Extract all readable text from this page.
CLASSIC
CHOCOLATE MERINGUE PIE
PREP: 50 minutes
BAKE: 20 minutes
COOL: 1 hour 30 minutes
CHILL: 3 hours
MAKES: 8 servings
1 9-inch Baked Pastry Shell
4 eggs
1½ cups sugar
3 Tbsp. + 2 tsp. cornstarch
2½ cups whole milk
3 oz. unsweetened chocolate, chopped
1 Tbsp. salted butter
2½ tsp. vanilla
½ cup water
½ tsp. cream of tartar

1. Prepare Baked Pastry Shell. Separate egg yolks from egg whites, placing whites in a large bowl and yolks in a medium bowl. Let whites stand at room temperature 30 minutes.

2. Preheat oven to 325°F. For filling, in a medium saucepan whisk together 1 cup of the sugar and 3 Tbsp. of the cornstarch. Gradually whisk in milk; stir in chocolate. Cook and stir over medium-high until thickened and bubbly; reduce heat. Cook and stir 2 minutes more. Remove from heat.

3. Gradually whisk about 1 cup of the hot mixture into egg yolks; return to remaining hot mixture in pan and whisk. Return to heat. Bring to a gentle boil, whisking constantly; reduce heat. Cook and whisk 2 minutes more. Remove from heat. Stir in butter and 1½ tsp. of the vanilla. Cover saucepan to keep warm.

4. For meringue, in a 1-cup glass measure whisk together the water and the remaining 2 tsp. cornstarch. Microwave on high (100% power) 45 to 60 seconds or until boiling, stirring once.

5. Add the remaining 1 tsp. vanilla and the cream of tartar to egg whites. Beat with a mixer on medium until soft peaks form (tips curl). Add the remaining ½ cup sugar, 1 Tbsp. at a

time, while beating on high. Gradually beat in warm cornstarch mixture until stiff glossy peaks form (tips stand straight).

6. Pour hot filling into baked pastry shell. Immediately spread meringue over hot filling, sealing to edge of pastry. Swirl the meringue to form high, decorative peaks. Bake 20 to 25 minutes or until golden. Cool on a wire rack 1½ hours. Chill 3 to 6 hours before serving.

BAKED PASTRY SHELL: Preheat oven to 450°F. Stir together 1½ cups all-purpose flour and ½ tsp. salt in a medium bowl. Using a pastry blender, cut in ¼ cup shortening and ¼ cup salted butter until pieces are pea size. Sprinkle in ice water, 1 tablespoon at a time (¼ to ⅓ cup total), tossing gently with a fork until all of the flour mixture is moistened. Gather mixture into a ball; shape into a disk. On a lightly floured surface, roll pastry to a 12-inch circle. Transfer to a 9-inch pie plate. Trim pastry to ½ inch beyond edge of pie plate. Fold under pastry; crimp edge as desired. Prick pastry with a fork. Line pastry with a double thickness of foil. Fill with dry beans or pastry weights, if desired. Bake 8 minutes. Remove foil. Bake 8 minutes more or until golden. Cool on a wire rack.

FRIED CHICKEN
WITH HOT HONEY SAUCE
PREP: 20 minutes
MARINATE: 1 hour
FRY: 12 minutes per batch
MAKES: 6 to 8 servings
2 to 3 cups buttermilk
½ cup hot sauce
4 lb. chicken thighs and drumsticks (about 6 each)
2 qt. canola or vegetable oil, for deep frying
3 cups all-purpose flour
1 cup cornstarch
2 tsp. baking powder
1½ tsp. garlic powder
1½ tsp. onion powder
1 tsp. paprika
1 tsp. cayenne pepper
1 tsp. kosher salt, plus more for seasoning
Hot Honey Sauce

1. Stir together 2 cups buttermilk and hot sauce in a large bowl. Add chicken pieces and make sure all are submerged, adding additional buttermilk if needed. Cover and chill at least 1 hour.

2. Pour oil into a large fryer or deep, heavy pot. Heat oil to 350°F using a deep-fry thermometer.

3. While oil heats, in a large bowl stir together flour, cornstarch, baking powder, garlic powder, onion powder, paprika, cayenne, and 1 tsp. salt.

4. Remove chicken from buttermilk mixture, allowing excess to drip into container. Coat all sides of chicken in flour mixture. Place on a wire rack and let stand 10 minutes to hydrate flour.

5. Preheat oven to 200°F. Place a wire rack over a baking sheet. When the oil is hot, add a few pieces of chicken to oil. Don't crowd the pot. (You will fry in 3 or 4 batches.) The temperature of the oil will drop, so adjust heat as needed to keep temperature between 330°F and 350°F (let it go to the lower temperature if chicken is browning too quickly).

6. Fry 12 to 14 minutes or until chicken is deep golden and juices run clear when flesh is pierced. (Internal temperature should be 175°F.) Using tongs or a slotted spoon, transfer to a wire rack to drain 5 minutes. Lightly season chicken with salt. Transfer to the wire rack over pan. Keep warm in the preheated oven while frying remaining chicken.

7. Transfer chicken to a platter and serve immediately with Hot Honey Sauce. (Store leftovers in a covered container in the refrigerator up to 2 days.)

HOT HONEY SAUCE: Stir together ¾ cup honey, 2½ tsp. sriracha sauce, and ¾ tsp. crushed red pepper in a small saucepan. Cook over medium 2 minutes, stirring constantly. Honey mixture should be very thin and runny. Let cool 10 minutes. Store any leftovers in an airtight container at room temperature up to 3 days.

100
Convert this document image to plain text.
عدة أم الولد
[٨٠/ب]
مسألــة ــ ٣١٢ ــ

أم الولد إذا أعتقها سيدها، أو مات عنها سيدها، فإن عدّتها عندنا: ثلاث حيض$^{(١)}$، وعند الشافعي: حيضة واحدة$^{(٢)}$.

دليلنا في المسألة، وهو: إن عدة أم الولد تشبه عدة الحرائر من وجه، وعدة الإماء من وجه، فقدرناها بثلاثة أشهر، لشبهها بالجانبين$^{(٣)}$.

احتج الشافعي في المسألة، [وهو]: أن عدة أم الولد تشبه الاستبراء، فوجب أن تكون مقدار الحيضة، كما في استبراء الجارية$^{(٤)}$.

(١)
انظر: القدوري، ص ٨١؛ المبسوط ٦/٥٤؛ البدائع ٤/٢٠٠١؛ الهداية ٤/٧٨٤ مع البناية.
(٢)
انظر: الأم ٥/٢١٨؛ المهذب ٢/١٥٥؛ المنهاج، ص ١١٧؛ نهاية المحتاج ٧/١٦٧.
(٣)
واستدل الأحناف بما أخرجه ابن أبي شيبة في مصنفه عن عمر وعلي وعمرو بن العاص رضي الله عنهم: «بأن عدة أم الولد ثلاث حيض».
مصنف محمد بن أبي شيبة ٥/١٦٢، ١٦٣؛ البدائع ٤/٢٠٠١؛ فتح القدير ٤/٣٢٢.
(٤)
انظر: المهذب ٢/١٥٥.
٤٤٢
________________
▶ _Exercise objective_: Each record above should be output again exactly.

▶ _Exercise response_:
Extract all readable text from this page.
CLASSIC
CHOCOLATE MERINGUE PIE
PREP: 50 minutes
BAKE: 20 minutes
COOL: 1 hour 30 minutes
CHILL: 3 hours
MAKES: 8 servings
1 9-inch Baked Pastry Shell
4 eggs
1½ cups sugar
3 Tbsp. + 2 tsp. cornstarch
2½ cups whole milk
3 oz. unsweetened chocolate, chopped
1 Tbsp. salted butter
2½ tsp. vanilla
½ cup water
½ tsp. cream of tartar

1. Prepare Baked Pastry Shell. Separate egg yolks from egg whites, placing whites in a large bowl and yolks in a medium bowl. Let whites stand at room temperature 30 minutes.

2. Preheat oven to 325°F. For filling, in a medium saucepan whisk together 1 cup of the sugar and 3 Tbsp. of the cornstarch. Gradually whisk in milk; stir in chocolate. Cook and stir over medium-high until thickened and bubbly; reduce heat. Cook and stir 2 minutes more. Remove from heat.

3. Gradually whisk about 1 cup of the hot mixture into egg yolks; return to remaining hot mixture in pan and whisk. Return to heat. Bring to a gentle boil, whisking constantly; reduce heat. Cook and whisk 2 minutes more. Remove from heat. Stir in butter and 1½ tsp. of the vanilla. Cover saucepan to keep warm.

4. For meringue, in a 1-cup glass measure whisk together the water and the remaining 2 tsp. cornstarch. Microwave on high (100% power) 45 to 60 seconds or until boiling, stirring once.

5. Add the remaining 1 tsp. vanilla and the cream of tartar to egg whites. Beat with a mixer on medium until soft peaks form (tips curl). Add the remaining ½ cup sugar, 1 Tbsp. at a

time, while beating on high. Gradually beat in warm cornstarch mixture until stiff glossy peaks form (tips stand straight).

6. Pour hot filling into baked pastry shell. Immediately spread meringue over hot filling, sealing to edge of pastry. Swirl the meringue to form high, decorative peaks. Bake 20 to 25 minutes or until golden. Cool on a wire rack 1½ hours. Chill 3 to 6 hours before serving.

BAKED PASTRY SHELL: Preheat oven to 450°F. Stir together 1½ cups all-purpose flour and ½ tsp. salt in a medium bowl. Using a pastry blender, cut in ¼ cup shortening and ¼ cup salted butter until pieces are pea size. Sprinkle in ice water, 1 tablespoon at a time (¼ to ⅓ cup total), tossing gently with a fork until all of the flour mixture is moistened. Gather mixture into a ball; shape into a disk. On a lightly floured surface, roll pastry to a 12-inch circle. Transfer to a 9-inch pie plate. Trim pastry to ½ inch beyond edge of pie plate. Fold under pastry; crimp edge as desired. Prick pastry with a fork. Line pastry with a double thickness of foil. Fill with dry beans or pastry weights, if desired. Bake 8 minutes. Remove foil. Bake 8 minutes more or until golden. Cool on a wire rack.

FRIED CHICKEN
WITH HOT HONEY SAUCE
PREP: 20 minutes
MARINATE: 1 hour
FRY: 12 minutes per batch
MAKES: 6 to 8 servings
2 to 3 cups buttermilk
½ cup hot sauce
4 lb. chicken thighs and drumsticks (about 6 each)
2 qt. canola or vegetable oil, for deep frying
3 cups all-purpose flour
1 cup cornstarch
2 tsp. baking powder
1½ tsp. garlic powder
1½ tsp. onion powder
1 tsp. paprika
1 tsp. cayenne pepper
1 tsp. kosher salt, plus more for seasoning
Hot Honey Sauce

1. Stir together 2 cups buttermilk and hot sauce in a large bowl. Add chicken pieces and make sure all are submerged, adding additional buttermilk if needed. Cover and chill at least 1 hour.

2. Pour oil into a large fryer or deep, heavy pot. Heat oil to 350°F using a deep-fry thermometer.

3. While oil heats, in a large bowl stir together flour, cornstarch, baking powder, garlic powder, onion powder, paprika, cayenne, and 1 tsp. salt.

4. Remove chicken from buttermilk mixture, allowing excess to drip into container. Coat all sides of chicken in flour mixture. Place on a wire rack and let stand 10 minutes to hydrate flour.

5. Preheat oven to 200°F. Place a wire rack over a baking sheet. When the oil is hot, add a few pieces of chicken to oil. Don't crowd the pot. (You will fry in 3 or 4 batches.) The temperature of the oil will drop, so adjust heat as needed to keep temperature between 330°F and 350°F (let it go to the lower temperature if chicken is browning too quickly).

6. Fry 12 to 14 minutes or until chicken is deep golden and juices run clear when flesh is pierced. (Internal temperature should be 175°F.) Using tongs or a slotted spoon, transfer to a wire rack to drain 5 minutes. Lightly season chicken with salt. Transfer to the wire rack over pan. Keep warm in the preheated oven while frying remaining chicken.

7. Transfer chicken to a platter and serve immediately with Hot Honey Sauce. (Store leftovers in a covered container in the refrigerator up to 2 days.)

HOT HONEY SAUCE: Stir together ¾ cup honey, 2½ tsp. sriracha sauce, and ¾ tsp. crushed red pepper in a small saucepan. Cook over medium 2 minutes, stirring constantly. Honey mixture should be very thin and runny. Let cool 10 minutes. Store any leftovers in an airtight container at room temperature up to 3 days.

100
Convert this document image to plain text.
عدة أم الولد
[٨٠/ب]
مسألــة ــ ٣١٢ ــ

أم الولد إذا أعتقها سيدها، أو مات عنها سيدها، فإن عدّتها عندنا: ثلاث حيض$^{(١)}$، وعند الشافعي: حيضة واحدة$^{(٢)}$.

دليلنا في المسألة، وهو: إن عدة أم الولد تشبه عدة الحرائر من وجه، وعدة الإماء من وجه، فقدرناها بثلاثة أشهر، لشبهها بالجانبين$^{(٣)}$.

احتج الشافعي في المسألة، [وهو]: أن عدة أم الولد تشبه الاستبراء، فوجب أن تكون مقدار الحيضة، كما في استبراء الجارية$^{(٤)}$.

(١)
انظر: القدوري، ص ٨١؛ المبسوط ٦/٥٤؛ البدائع ٤/٢٠٠١؛ الهداية ٤/٧٨٤ مع البناية.
(٢)
انظر: الأم ٥/٢١٨؛ المهذب ٢/١٥٥؛ المنهاج، ص ١١٧؛ نهاية المحتاج ٧/١٦٧.
(٣)
واستدل الأحناف بما أخرجه ابن أبي شيبة في مصنفه عن عمر وعلي وعمرو بن العاص رضي الله عنهم: «بأن عدة أم الولد ثلاث حيض».
مصنف محمد بن أبي شيبة ٥/١٦٢، ١٦٣؛ البدائع ٤/٢٠٠١؛ فتح القدير ٤/٣٢٢.
(٤)
انظر: المهذب ٢/١٥٥.
٤٤٢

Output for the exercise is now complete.